### Short task
Quote the records that follow in full and exactly; leave out the pictures.

Items listed in a dataset
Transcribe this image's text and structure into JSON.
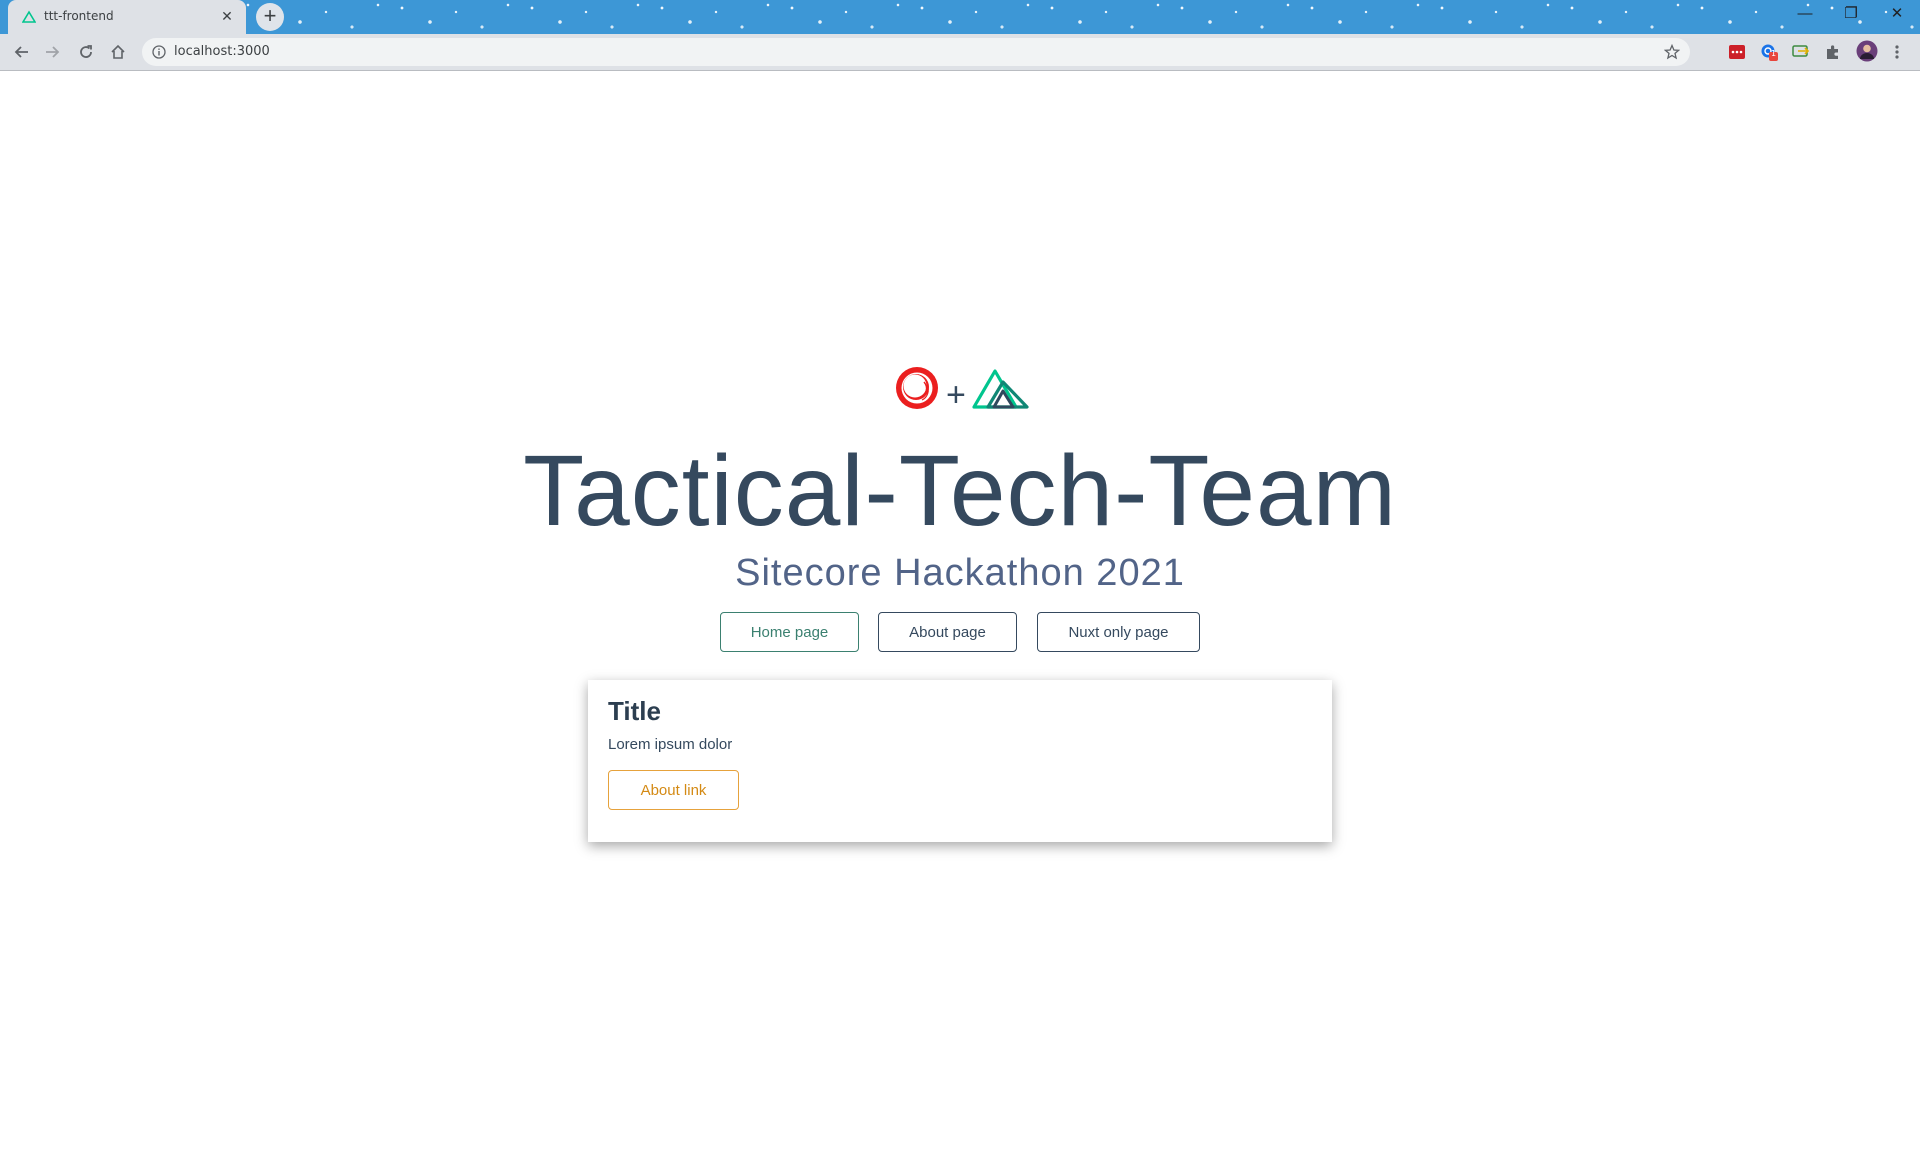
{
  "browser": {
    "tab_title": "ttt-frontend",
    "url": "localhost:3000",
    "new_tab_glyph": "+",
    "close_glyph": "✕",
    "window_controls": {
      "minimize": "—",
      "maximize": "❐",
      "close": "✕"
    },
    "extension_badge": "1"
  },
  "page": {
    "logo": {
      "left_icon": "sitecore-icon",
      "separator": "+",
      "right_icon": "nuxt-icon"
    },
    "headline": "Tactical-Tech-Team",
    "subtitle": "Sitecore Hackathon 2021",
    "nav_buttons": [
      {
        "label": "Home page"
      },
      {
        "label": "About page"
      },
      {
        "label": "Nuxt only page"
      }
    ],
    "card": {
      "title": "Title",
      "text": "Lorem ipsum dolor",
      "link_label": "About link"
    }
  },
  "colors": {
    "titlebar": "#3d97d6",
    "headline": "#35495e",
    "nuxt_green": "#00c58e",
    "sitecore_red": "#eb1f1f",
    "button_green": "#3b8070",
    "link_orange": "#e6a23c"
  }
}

### Response to this task
Transcribe this image's text and structure into JSON.
{
  "browser": {
    "tab_title": "ttt-frontend",
    "url": "localhost:3000",
    "new_tab_glyph": "+",
    "close_glyph": "✕",
    "window_controls": {
      "minimize": "—",
      "maximize": "❐",
      "close": "✕"
    },
    "extension_badge": "1"
  },
  "page": {
    "logo": {
      "left_icon": "sitecore-icon",
      "separator": "+",
      "right_icon": "nuxt-icon"
    },
    "headline": "Tactical-Tech-Team",
    "subtitle": "Sitecore Hackathon 2021",
    "nav_buttons": [
      {
        "label": "Home page"
      },
      {
        "label": "About page"
      },
      {
        "label": "Nuxt only page"
      }
    ],
    "card": {
      "title": "Title",
      "text": "Lorem ipsum dolor",
      "link_label": "About link"
    }
  },
  "colors": {
    "titlebar": "#3d97d6",
    "headline": "#35495e",
    "nuxt_green": "#00c58e",
    "sitecore_red": "#eb1f1f",
    "button_green": "#3b8070",
    "link_orange": "#e6a23c"
  }
}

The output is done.